# Material provided:
** BEGIN **

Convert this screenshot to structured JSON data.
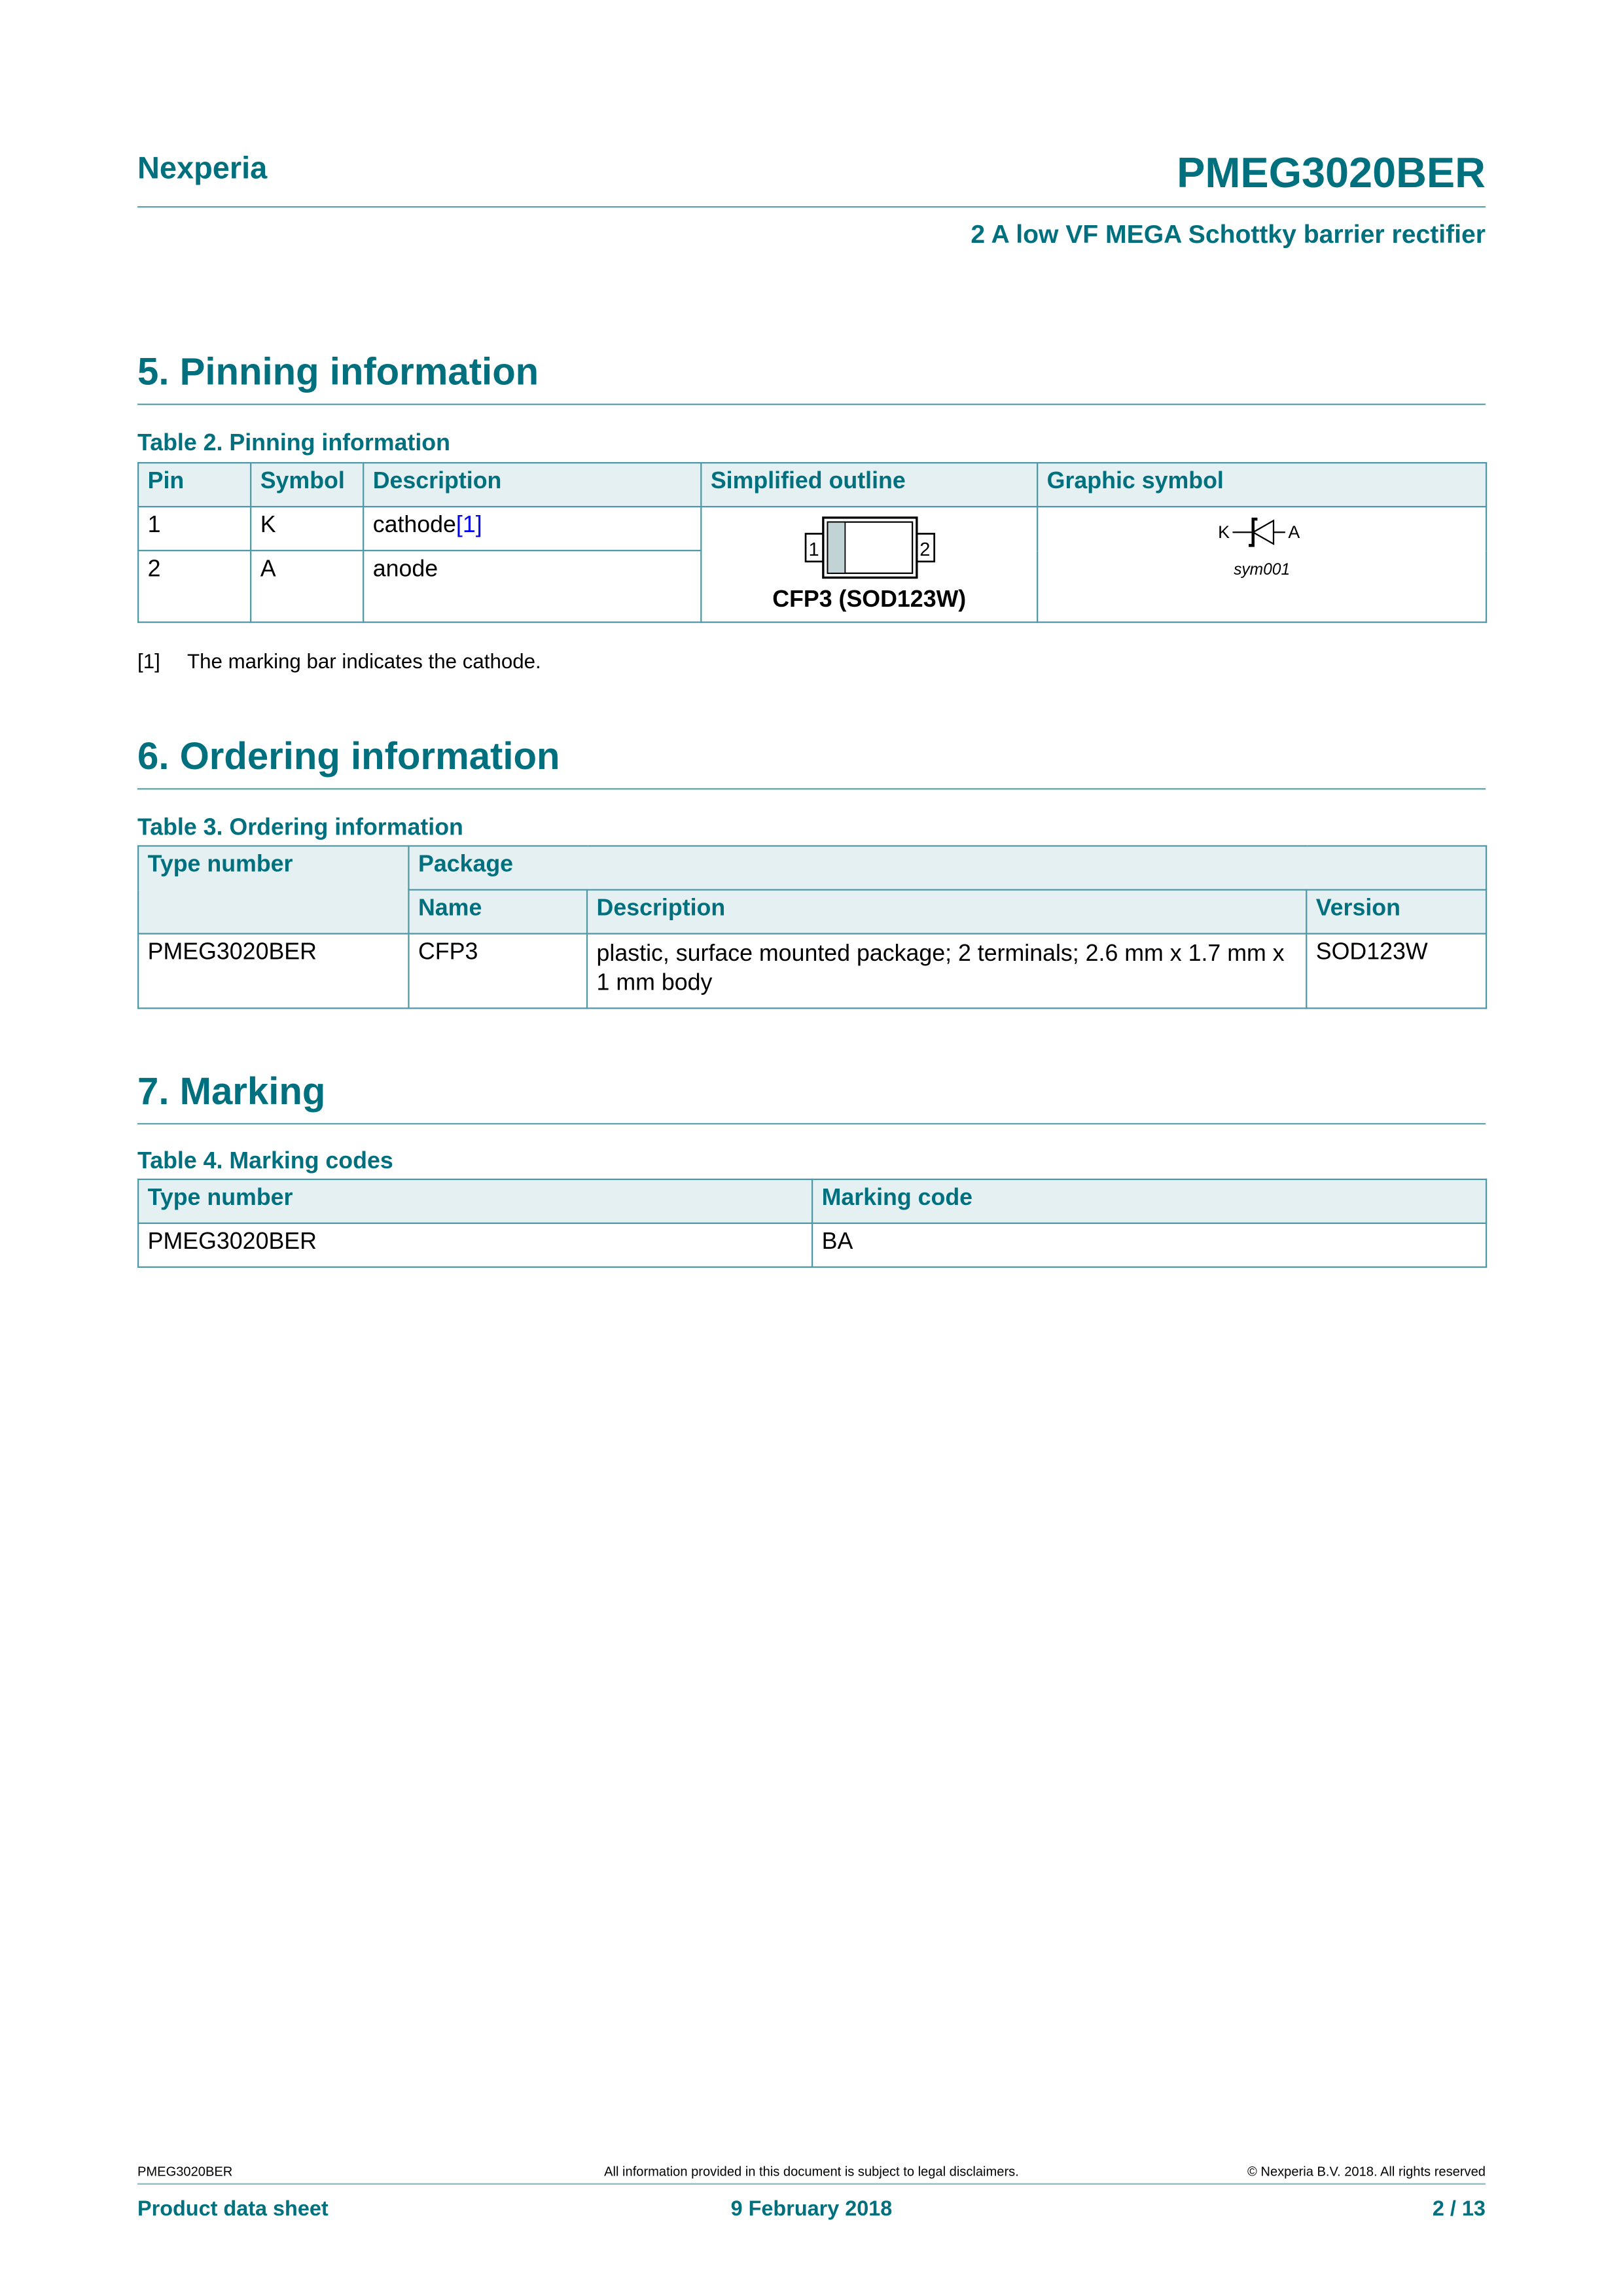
{
  "header": {
    "brand": "Nexperia",
    "product": "PMEG3020BER",
    "subtitle": "2 A low VF MEGA Schottky barrier rectifier"
  },
  "section5": {
    "title": "5.  Pinning information",
    "caption": "Table 2. Pinning information",
    "columns": [
      "Pin",
      "Symbol",
      "Description",
      "Simplified outline",
      "Graphic symbol"
    ],
    "rows": [
      {
        "pin": "1",
        "symbol": "K",
        "description": "cathode",
        "ref": "[1]"
      },
      {
        "pin": "2",
        "symbol": "A",
        "description": "anode"
      }
    ],
    "outline": {
      "pin1": "1",
      "pin2": "2",
      "label": "CFP3 (SOD123W)"
    },
    "graphic": {
      "k": "K",
      "a": "A",
      "ref": "sym001"
    },
    "footnote": {
      "ref": "[1]",
      "text": "The marking bar indicates the cathode."
    }
  },
  "section6": {
    "title": "6.  Ordering information",
    "caption": "Table 3. Ordering information",
    "columns": {
      "type": "Type number",
      "package": "Package",
      "name": "Name",
      "description": "Description",
      "version": "Version"
    },
    "row": {
      "type": "PMEG3020BER",
      "name": "CFP3",
      "description": "plastic, surface mounted package; 2 terminals; 2.6 mm x 1.7 mm x 1 mm body",
      "version": "SOD123W"
    }
  },
  "section7": {
    "title": "7.  Marking",
    "caption": "Table 4. Marking codes",
    "columns": [
      "Type number",
      "Marking code"
    ],
    "row": {
      "type": "PMEG3020BER",
      "code": "BA"
    }
  },
  "footer": {
    "doc": "PMEG3020BER",
    "disclaimer": "All information provided in this document is subject to legal disclaimers.",
    "copyright": "© Nexperia B.V. 2018. All rights reserved",
    "type": "Product data sheet",
    "date": "9 February 2018",
    "page": "2 / 13"
  },
  "colors": {
    "accent": "#00707f",
    "header_bg": "#e5f0f2"
  }
}
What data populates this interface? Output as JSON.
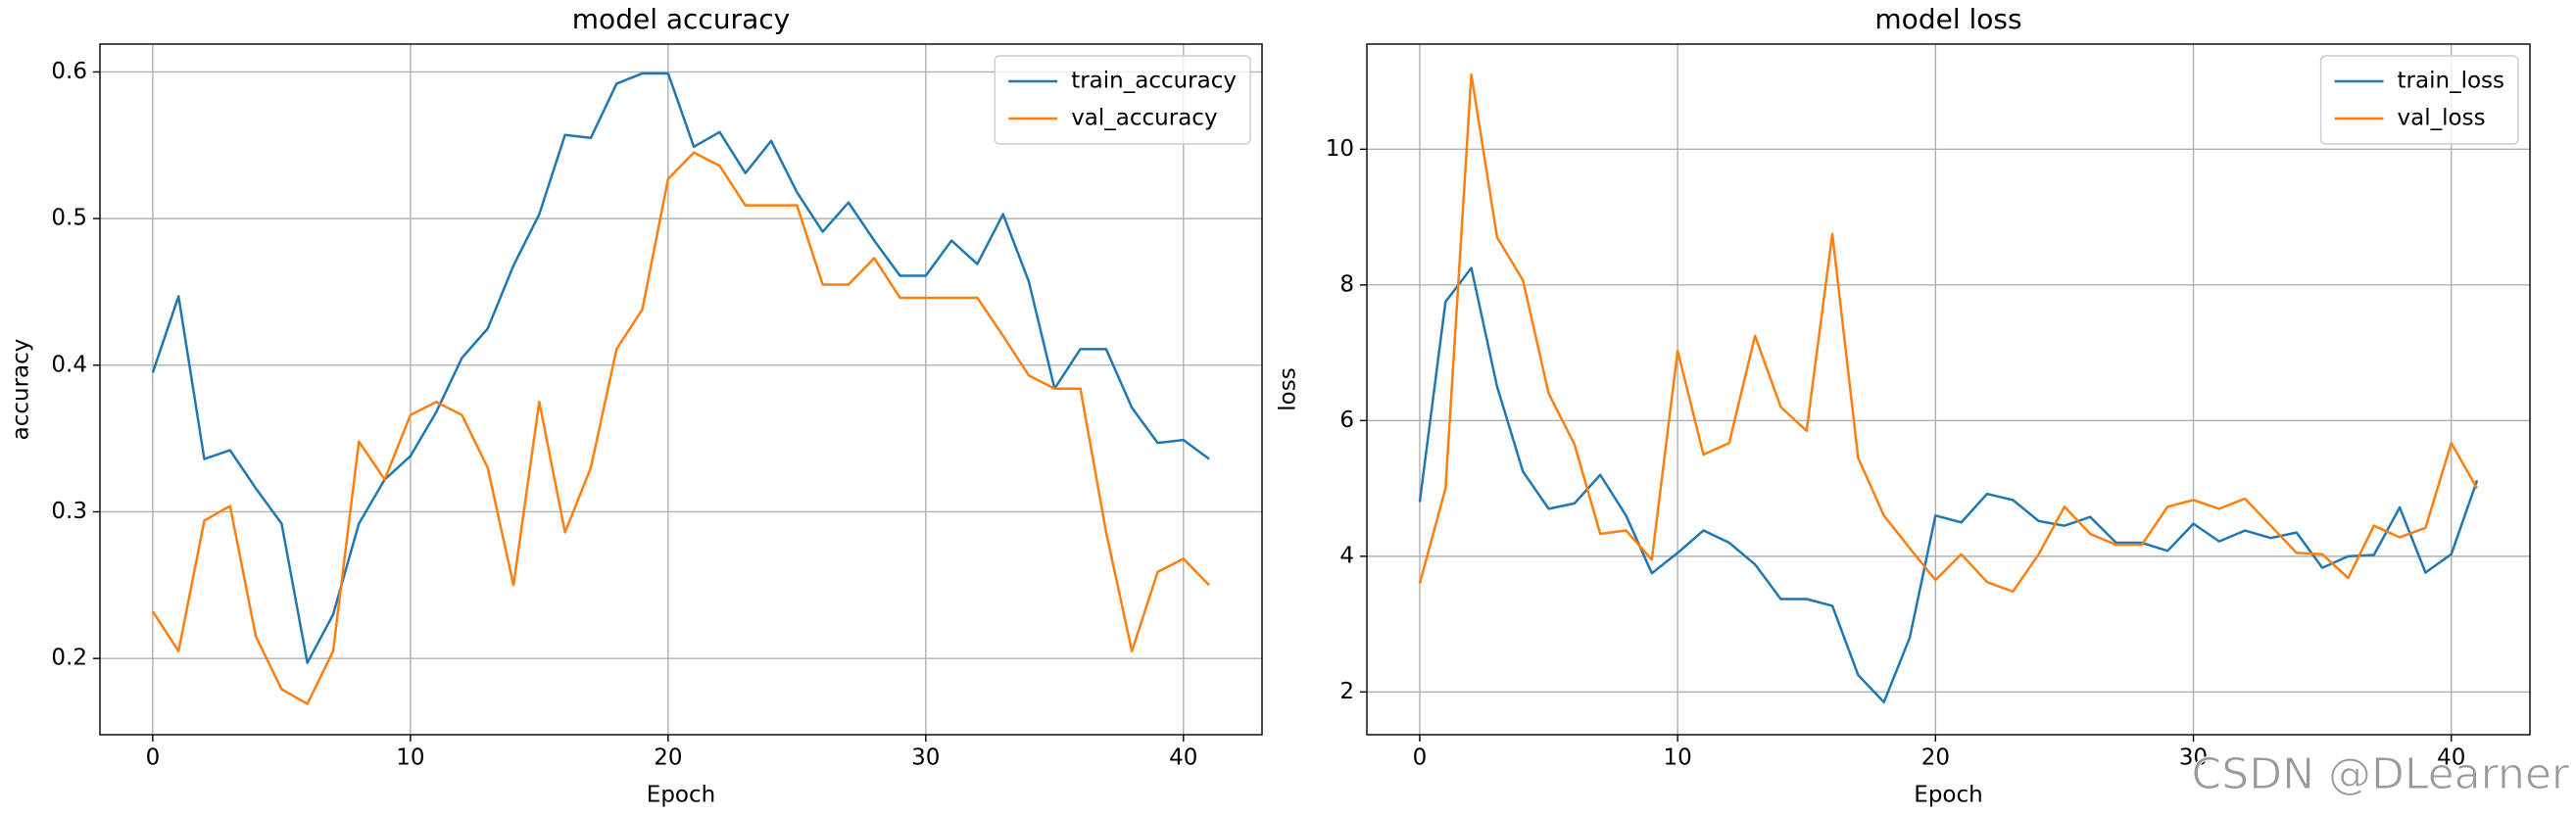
{
  "chart_data": [
    {
      "type": "line",
      "title": "model accuracy",
      "x_label": "Epoch",
      "y_label": "accuracy",
      "x": [
        0,
        1,
        2,
        3,
        4,
        5,
        6,
        7,
        8,
        9,
        10,
        11,
        12,
        13,
        14,
        15,
        16,
        17,
        18,
        19,
        20,
        21,
        22,
        23,
        24,
        25,
        26,
        27,
        28,
        29,
        30,
        31,
        32,
        33,
        34,
        35,
        36,
        37,
        38,
        39,
        40,
        41
      ],
      "series": [
        {
          "name": "train_accuracy",
          "color": "#1f77b4",
          "values": [
            0.395,
            0.447,
            0.336,
            0.342,
            0.316,
            0.292,
            0.197,
            0.23,
            0.292,
            0.322,
            0.338,
            0.368,
            0.405,
            0.425,
            0.468,
            0.503,
            0.557,
            0.555,
            0.592,
            0.599,
            0.599,
            0.549,
            0.559,
            0.531,
            0.553,
            0.518,
            0.491,
            0.511,
            0.485,
            0.461,
            0.461,
            0.485,
            0.469,
            0.503,
            0.457,
            0.384,
            0.411,
            0.411,
            0.371,
            0.347,
            0.349,
            0.336
          ]
        },
        {
          "name": "val_accuracy",
          "color": "#ff7f0e",
          "values": [
            0.232,
            0.205,
            0.294,
            0.304,
            0.215,
            0.179,
            0.169,
            0.205,
            0.348,
            0.322,
            0.366,
            0.375,
            0.366,
            0.33,
            0.25,
            0.375,
            0.286,
            0.33,
            0.411,
            0.438,
            0.527,
            0.545,
            0.536,
            0.509,
            0.509,
            0.509,
            0.455,
            0.455,
            0.473,
            0.446,
            0.446,
            0.446,
            0.446,
            0.42,
            0.393,
            0.384,
            0.384,
            0.286,
            0.205,
            0.259,
            0.268,
            0.25
          ]
        }
      ],
      "xlim": [
        -2.05,
        43.05
      ],
      "xticks": [
        0,
        10,
        20,
        30,
        40
      ],
      "ylim": [
        0.148,
        0.619
      ],
      "yticks": [
        0.2,
        0.3,
        0.4,
        0.5,
        0.6
      ],
      "grid": true,
      "legend": "upper right"
    },
    {
      "type": "line",
      "title": "model loss",
      "x_label": "Epoch",
      "y_label": "loss",
      "x": [
        0,
        1,
        2,
        3,
        4,
        5,
        6,
        7,
        8,
        9,
        10,
        11,
        12,
        13,
        14,
        15,
        16,
        17,
        18,
        19,
        20,
        21,
        22,
        23,
        24,
        25,
        26,
        27,
        28,
        29,
        30,
        31,
        32,
        33,
        34,
        35,
        36,
        37,
        38,
        39,
        40,
        41
      ],
      "series": [
        {
          "name": "train_loss",
          "color": "#1f77b4",
          "values": [
            4.8,
            7.75,
            8.25,
            6.5,
            5.25,
            4.7,
            4.78,
            5.2,
            4.6,
            3.75,
            4.05,
            4.38,
            4.2,
            3.88,
            3.37,
            3.37,
            3.27,
            2.25,
            1.85,
            2.8,
            4.6,
            4.5,
            4.92,
            4.83,
            4.52,
            4.45,
            4.58,
            4.2,
            4.2,
            4.08,
            4.48,
            4.22,
            4.38,
            4.27,
            4.35,
            3.83,
            4.0,
            4.02,
            4.72,
            3.76,
            4.03,
            5.12
          ]
        },
        {
          "name": "val_loss",
          "color": "#ff7f0e",
          "values": [
            3.6,
            5.0,
            11.1,
            8.7,
            8.07,
            6.4,
            5.65,
            4.33,
            4.38,
            3.95,
            7.03,
            5.5,
            5.67,
            7.25,
            6.2,
            5.85,
            8.75,
            5.45,
            4.6,
            4.12,
            3.65,
            4.03,
            3.62,
            3.48,
            4.03,
            4.73,
            4.33,
            4.17,
            4.17,
            4.73,
            4.83,
            4.7,
            4.85,
            4.45,
            4.05,
            4.03,
            3.68,
            4.45,
            4.28,
            4.42,
            5.67,
            5.0
          ]
        }
      ],
      "xlim": [
        -2.05,
        43.05
      ],
      "xticks": [
        0,
        10,
        20,
        30,
        40
      ],
      "ylim": [
        1.37,
        11.55
      ],
      "yticks": [
        2,
        4,
        6,
        8,
        10
      ],
      "grid": true,
      "legend": "upper right"
    }
  ],
  "watermark": "CSDN @DLearner"
}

** END **

# Work required:
Output all of the records exactly as they appear above, but not the pictures.

# Answer to the problem:
Convert this screenshot to structured JSON data.
{
  "header": {
    "brand": "Nexperia",
    "product": "PMEG3020BER",
    "subtitle": "2 A low VF MEGA Schottky barrier rectifier"
  },
  "section5": {
    "title": "5.  Pinning information",
    "caption": "Table 2. Pinning information",
    "columns": [
      "Pin",
      "Symbol",
      "Description",
      "Simplified outline",
      "Graphic symbol"
    ],
    "rows": [
      {
        "pin": "1",
        "symbol": "K",
        "description": "cathode",
        "ref": "[1]"
      },
      {
        "pin": "2",
        "symbol": "A",
        "description": "anode"
      }
    ],
    "outline": {
      "pin1": "1",
      "pin2": "2",
      "label": "CFP3 (SOD123W)"
    },
    "graphic": {
      "k": "K",
      "a": "A",
      "ref": "sym001"
    },
    "footnote": {
      "ref": "[1]",
      "text": "The marking bar indicates the cathode."
    }
  },
  "section6": {
    "title": "6.  Ordering information",
    "caption": "Table 3. Ordering information",
    "columns": {
      "type": "Type number",
      "package": "Package",
      "name": "Name",
      "description": "Description",
      "version": "Version"
    },
    "row": {
      "type": "PMEG3020BER",
      "name": "CFP3",
      "description": "plastic, surface mounted package; 2 terminals; 2.6 mm x 1.7 mm x 1 mm body",
      "version": "SOD123W"
    }
  },
  "section7": {
    "title": "7.  Marking",
    "caption": "Table 4. Marking codes",
    "columns": [
      "Type number",
      "Marking code"
    ],
    "row": {
      "type": "PMEG3020BER",
      "code": "BA"
    }
  },
  "footer": {
    "doc": "PMEG3020BER",
    "disclaimer": "All information provided in this document is subject to legal disclaimers.",
    "copyright": "© Nexperia B.V. 2018. All rights reserved",
    "type": "Product data sheet",
    "date": "9 February 2018",
    "page": "2 / 13"
  },
  "colors": {
    "accent": "#00707f",
    "header_bg": "#e5f0f2"
  }
}
What data populates this interface? Output as JSON.
{
  "chart_data": [
    {
      "type": "line",
      "title": "model accuracy",
      "x_label": "Epoch",
      "y_label": "accuracy",
      "x": [
        0,
        1,
        2,
        3,
        4,
        5,
        6,
        7,
        8,
        9,
        10,
        11,
        12,
        13,
        14,
        15,
        16,
        17,
        18,
        19,
        20,
        21,
        22,
        23,
        24,
        25,
        26,
        27,
        28,
        29,
        30,
        31,
        32,
        33,
        34,
        35,
        36,
        37,
        38,
        39,
        40,
        41
      ],
      "series": [
        {
          "name": "train_accuracy",
          "color": "#1f77b4",
          "values": [
            0.395,
            0.447,
            0.336,
            0.342,
            0.316,
            0.292,
            0.197,
            0.23,
            0.292,
            0.322,
            0.338,
            0.368,
            0.405,
            0.425,
            0.468,
            0.503,
            0.557,
            0.555,
            0.592,
            0.599,
            0.599,
            0.549,
            0.559,
            0.531,
            0.553,
            0.518,
            0.491,
            0.511,
            0.485,
            0.461,
            0.461,
            0.485,
            0.469,
            0.503,
            0.457,
            0.384,
            0.411,
            0.411,
            0.371,
            0.347,
            0.349,
            0.336
          ]
        },
        {
          "name": "val_accuracy",
          "color": "#ff7f0e",
          "values": [
            0.232,
            0.205,
            0.294,
            0.304,
            0.215,
            0.179,
            0.169,
            0.205,
            0.348,
            0.322,
            0.366,
            0.375,
            0.366,
            0.33,
            0.25,
            0.375,
            0.286,
            0.33,
            0.411,
            0.438,
            0.527,
            0.545,
            0.536,
            0.509,
            0.509,
            0.509,
            0.455,
            0.455,
            0.473,
            0.446,
            0.446,
            0.446,
            0.446,
            0.42,
            0.393,
            0.384,
            0.384,
            0.286,
            0.205,
            0.259,
            0.268,
            0.25
          ]
        }
      ],
      "xlim": [
        -2.05,
        43.05
      ],
      "xticks": [
        0,
        10,
        20,
        30,
        40
      ],
      "ylim": [
        0.148,
        0.619
      ],
      "yticks": [
        0.2,
        0.3,
        0.4,
        0.5,
        0.6
      ],
      "grid": true,
      "legend": "upper right"
    },
    {
      "type": "line",
      "title": "model loss",
      "x_label": "Epoch",
      "y_label": "loss",
      "x": [
        0,
        1,
        2,
        3,
        4,
        5,
        6,
        7,
        8,
        9,
        10,
        11,
        12,
        13,
        14,
        15,
        16,
        17,
        18,
        19,
        20,
        21,
        22,
        23,
        24,
        25,
        26,
        27,
        28,
        29,
        30,
        31,
        32,
        33,
        34,
        35,
        36,
        37,
        38,
        39,
        40,
        41
      ],
      "series": [
        {
          "name": "train_loss",
          "color": "#1f77b4",
          "values": [
            4.8,
            7.75,
            8.25,
            6.5,
            5.25,
            4.7,
            4.78,
            5.2,
            4.6,
            3.75,
            4.05,
            4.38,
            4.2,
            3.88,
            3.37,
            3.37,
            3.27,
            2.25,
            1.85,
            2.8,
            4.6,
            4.5,
            4.92,
            4.83,
            4.52,
            4.45,
            4.58,
            4.2,
            4.2,
            4.08,
            4.48,
            4.22,
            4.38,
            4.27,
            4.35,
            3.83,
            4.0,
            4.02,
            4.72,
            3.76,
            4.03,
            5.12
          ]
        },
        {
          "name": "val_loss",
          "color": "#ff7f0e",
          "values": [
            3.6,
            5.0,
            11.1,
            8.7,
            8.07,
            6.4,
            5.65,
            4.33,
            4.38,
            3.95,
            7.03,
            5.5,
            5.67,
            7.25,
            6.2,
            5.85,
            8.75,
            5.45,
            4.6,
            4.12,
            3.65,
            4.03,
            3.62,
            3.48,
            4.03,
            4.73,
            4.33,
            4.17,
            4.17,
            4.73,
            4.83,
            4.7,
            4.85,
            4.45,
            4.05,
            4.03,
            3.68,
            4.45,
            4.28,
            4.42,
            5.67,
            5.0
          ]
        }
      ],
      "xlim": [
        -2.05,
        43.05
      ],
      "xticks": [
        0,
        10,
        20,
        30,
        40
      ],
      "ylim": [
        1.37,
        11.55
      ],
      "yticks": [
        2,
        4,
        6,
        8,
        10
      ],
      "grid": true,
      "legend": "upper right"
    }
  ],
  "watermark": "CSDN @DLearner"
}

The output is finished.